Dataset items
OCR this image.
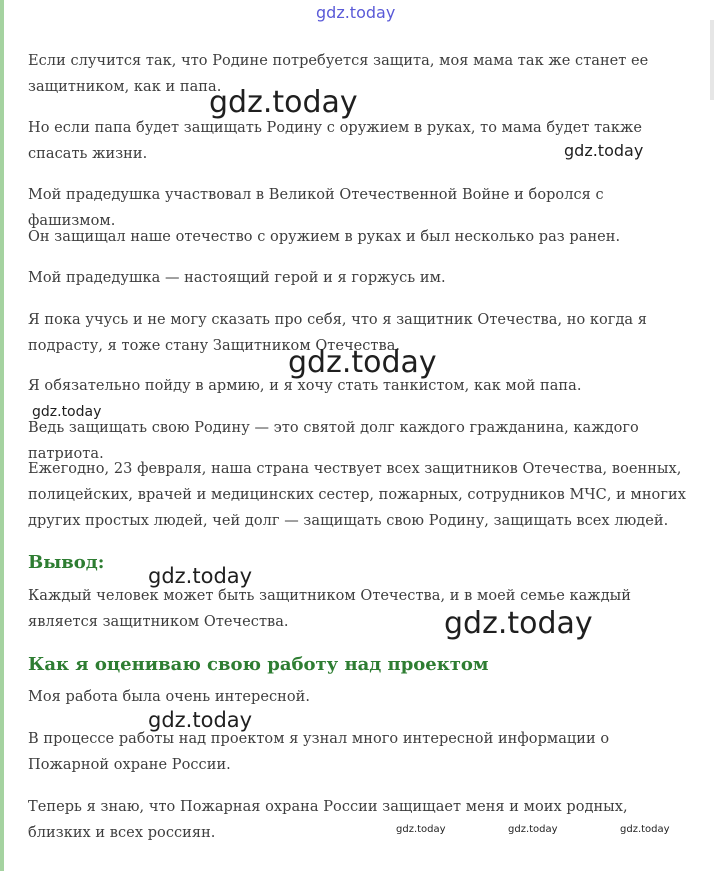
gdz.today

Если случится так, что Родине потребуется защита, моя мама так же станет ее защитником, как и папа.

Но если папа будет защищать Родину с оружием в руках, то мама будет также спасать жизни.

Мой прадедушка участвовал в Великой Отечественной Войне и боролся с фашизмом.

Он защищал наше отечество с оружием в руках и был несколько раз ранен.

Мой прадедушка — настоящий герой и я горжусь им.

Я пока учусь и не могу сказать про себя, что я защитник Отечества, но когда я подрасту, я тоже стану Защитником Отечества.

Я обязательно пойду в армию, и я хочу стать танкистом, как мой папа.

Ведь защищать свою Родину — это святой долг каждого гражданина, каждого патриота.

Ежегодно, 23 февраля, наша страна чествует всех защитников Отечества, военных, полицейских, врачей и медицинских сестер, пожарных, сотрудников МЧС, и многих других простых людей, чей долг — защищать свою Родину, защищать всех людей.

Вывод:

Каждый человек может быть защитником Отечества, и в моей семье каждый является защитником Отечества.

Как я оцениваю свою работу над проектом

Моя работа была очень интересной.

В процессе работы над проектом я узнал много интересной информации о Пожарной охране России.

Теперь я знаю, что Пожарная охрана России защищает меня и моих родных, близких и всех россиян.

gdz.today
gdz.today
gdz.today
gdz.today
gdz.today
gdz.today
gdz.today
gdz.today	gdz.today	gdz.today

» Aim:
Repeat all of the data above word for word, minus the pictures.

» Solution to this problem:
OCR this image.
gdz.today

Если случится так, что Родине потребуется защита, моя мама так же станет ее защитником, как и папа.

Но если папа будет защищать Родину с оружием в руках, то мама будет также спасать жизни.

Мой прадедушка участвовал в Великой Отечественной Войне и боролся с фашизмом.

Он защищал наше отечество с оружием в руках и был несколько раз ранен.

Мой прадедушка — настоящий герой и я горжусь им.

Я пока учусь и не могу сказать про себя, что я защитник Отечества, но когда я подрасту, я тоже стану Защитником Отечества.

Я обязательно пойду в армию, и я хочу стать танкистом, как мой папа.

Ведь защищать свою Родину — это святой долг каждого гражданина, каждого патриота.

Ежегодно, 23 февраля, наша страна чествует всех защитников Отечества, военных, полицейских, врачей и медицинских сестер, пожарных, сотрудников МЧС, и многих других простых людей, чей долг — защищать свою Родину, защищать всех людей.

Вывод:

Каждый человек может быть защитником Отечества, и в моей семье каждый является защитником Отечества.

Как я оцениваю свою работу над проектом

Моя работа была очень интересной.

В процессе работы над проектом я узнал много интересной информации о Пожарной охране России.

Теперь я знаю, что Пожарная охрана России защищает меня и моих родных, близких и всех россиян.

gdz.today
gdz.today
gdz.today
gdz.today
gdz.today
gdz.today
gdz.today
gdz.today	gdz.today	gdz.today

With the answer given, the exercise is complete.